--- Start of DATA SUPPLIED ---

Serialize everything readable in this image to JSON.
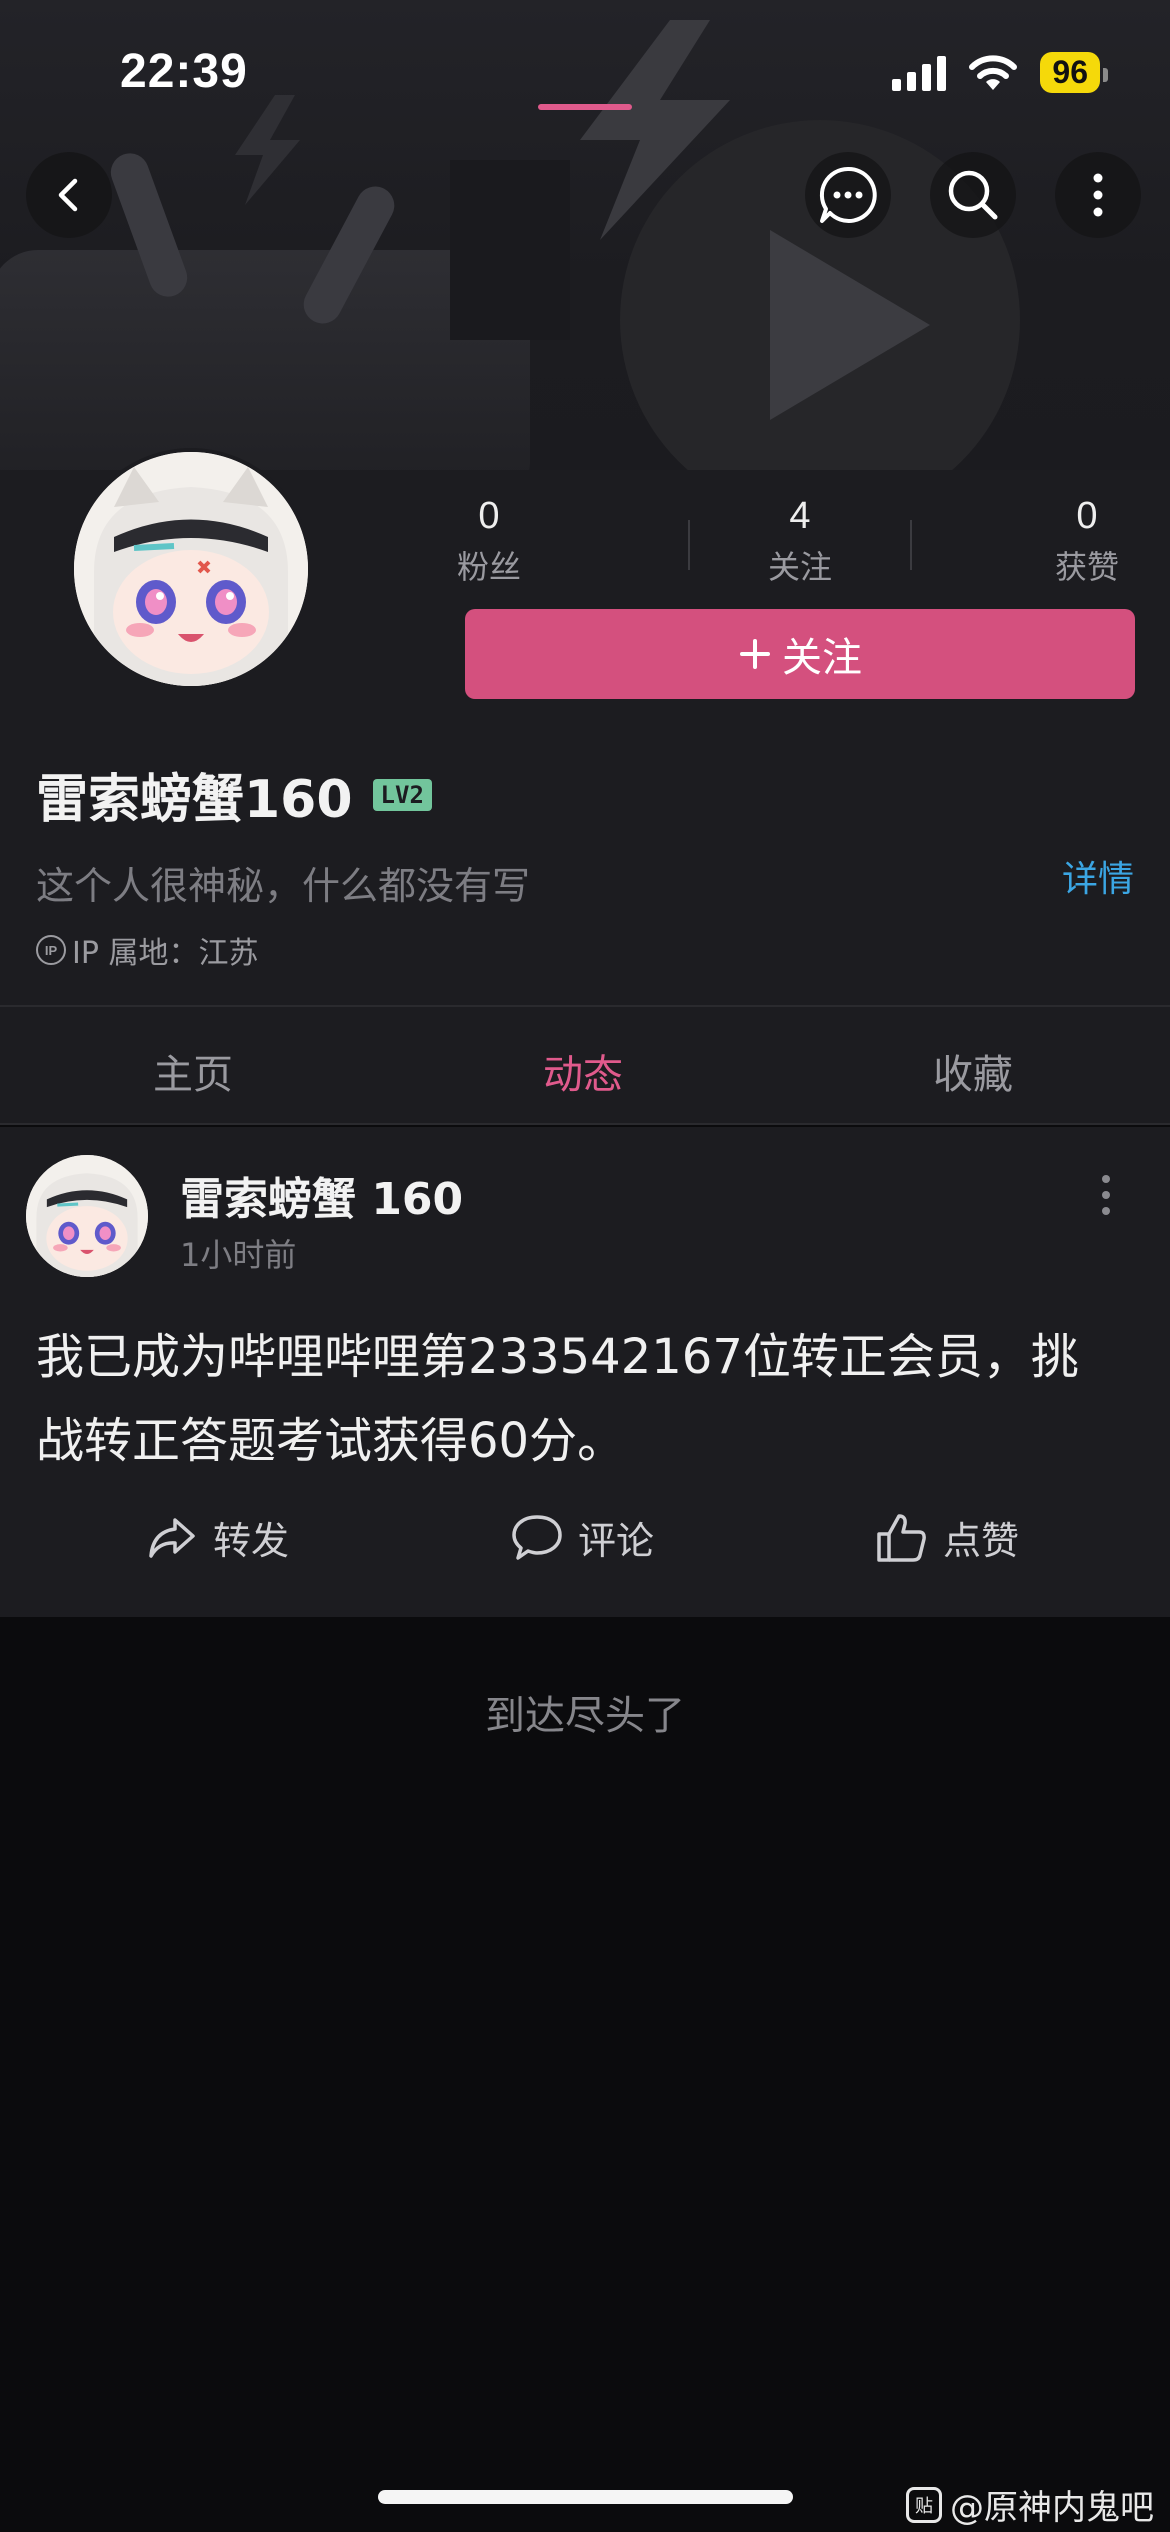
{
  "status_bar": {
    "time": "22:39",
    "battery": "96"
  },
  "profile": {
    "stats": [
      {
        "value": "0",
        "label": "粉丝"
      },
      {
        "value": "4",
        "label": "关注"
      },
      {
        "value": "0",
        "label": "获赞"
      }
    ],
    "follow_label": "关注",
    "username": "雷索螃蟹160",
    "level_badge": "LV2",
    "bio": "这个人很神秘，什么都没有写",
    "detail_label": "详情",
    "ip_icon_text": "IP",
    "ip_text": "IP 属地：江苏"
  },
  "tabs": [
    {
      "label": "主页"
    },
    {
      "label": "动态"
    },
    {
      "label": "收藏"
    }
  ],
  "active_tab": "动态",
  "post": {
    "author": "雷索螃蟹 160",
    "time": "1小时前",
    "text_line1": "我已成为哔哩哔哩第233542167位转正会员，挑",
    "text_line2": "战转正答题考试获得60分。",
    "actions": {
      "repost": "转发",
      "comment": "评论",
      "like": "点赞"
    }
  },
  "end_text": "到达尽头了",
  "watermark": {
    "icon_text": "贴",
    "text": "@原神内鬼吧"
  },
  "colors": {
    "accent": "#d4507e",
    "tab_active": "#e05a8c",
    "link": "#3ba6e4",
    "level_badge": "#72c59c",
    "battery": "#f5d90a"
  }
}
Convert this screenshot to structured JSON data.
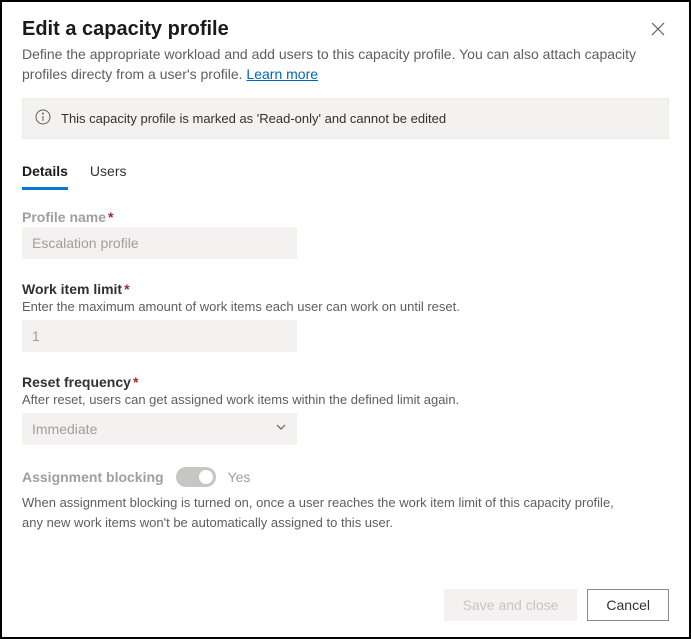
{
  "header": {
    "title": "Edit a capacity profile",
    "subtitle_a": "Define the appropriate workload and add users to this capacity profile. You can also attach capacity profiles directy from a user's profile. ",
    "learn_more": "Learn more"
  },
  "banner": {
    "text": "This capacity profile is marked as 'Read-only' and cannot be edited"
  },
  "tabs": {
    "details": "Details",
    "users": "Users"
  },
  "fields": {
    "profile_name": {
      "label": "Profile name",
      "value": "Escalation profile"
    },
    "work_item_limit": {
      "label": "Work item limit",
      "help": "Enter the maximum amount of work items each user can work on until reset.",
      "value": "1"
    },
    "reset_frequency": {
      "label": "Reset frequency",
      "help": "After reset, users can get assigned work items within the defined limit again.",
      "value": "Immediate"
    },
    "assignment_blocking": {
      "label": "Assignment blocking",
      "state": "Yes",
      "desc1": "When assignment blocking is turned on, once a user reaches the work item limit of this capacity profile,",
      "desc2": "any new work items won't be automatically assigned to this user."
    }
  },
  "footer": {
    "save": "Save and close",
    "cancel": "Cancel"
  }
}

--- End of DATA SUPPLIED ---

### WRITTEN PROBLEM
Return to the listing above and set it down exactly, leaving out its pictures.

### SOLVED EXERCISE
Serialize everything readable in this image to JSON.
{
  "status_bar": {
    "time": "22:39",
    "battery": "96"
  },
  "profile": {
    "stats": [
      {
        "value": "0",
        "label": "粉丝"
      },
      {
        "value": "4",
        "label": "关注"
      },
      {
        "value": "0",
        "label": "获赞"
      }
    ],
    "follow_label": "关注",
    "username": "雷索螃蟹160",
    "level_badge": "LV2",
    "bio": "这个人很神秘，什么都没有写",
    "detail_label": "详情",
    "ip_icon_text": "IP",
    "ip_text": "IP 属地：江苏"
  },
  "tabs": [
    {
      "label": "主页"
    },
    {
      "label": "动态"
    },
    {
      "label": "收藏"
    }
  ],
  "active_tab": "动态",
  "post": {
    "author": "雷索螃蟹 160",
    "time": "1小时前",
    "text_line1": "我已成为哔哩哔哩第233542167位转正会员，挑",
    "text_line2": "战转正答题考试获得60分。",
    "actions": {
      "repost": "转发",
      "comment": "评论",
      "like": "点赞"
    }
  },
  "end_text": "到达尽头了",
  "watermark": {
    "icon_text": "贴",
    "text": "@原神内鬼吧"
  },
  "colors": {
    "accent": "#d4507e",
    "tab_active": "#e05a8c",
    "link": "#3ba6e4",
    "level_badge": "#72c59c",
    "battery": "#f5d90a"
  }
}
Convert this screenshot to structured JSON data.
{
  "header": {
    "title": "Edit a capacity profile",
    "subtitle_a": "Define the appropriate workload and add users to this capacity profile. You can also attach capacity profiles directy from a user's profile. ",
    "learn_more": "Learn more"
  },
  "banner": {
    "text": "This capacity profile is marked as 'Read-only' and cannot be edited"
  },
  "tabs": {
    "details": "Details",
    "users": "Users"
  },
  "fields": {
    "profile_name": {
      "label": "Profile name",
      "value": "Escalation profile"
    },
    "work_item_limit": {
      "label": "Work item limit",
      "help": "Enter the maximum amount of work items each user can work on until reset.",
      "value": "1"
    },
    "reset_frequency": {
      "label": "Reset frequency",
      "help": "After reset, users can get assigned work items within the defined limit again.",
      "value": "Immediate"
    },
    "assignment_blocking": {
      "label": "Assignment blocking",
      "state": "Yes",
      "desc1": "When assignment blocking is turned on, once a user reaches the work item limit of this capacity profile,",
      "desc2": "any new work items won't be automatically assigned to this user."
    }
  },
  "footer": {
    "save": "Save and close",
    "cancel": "Cancel"
  }
}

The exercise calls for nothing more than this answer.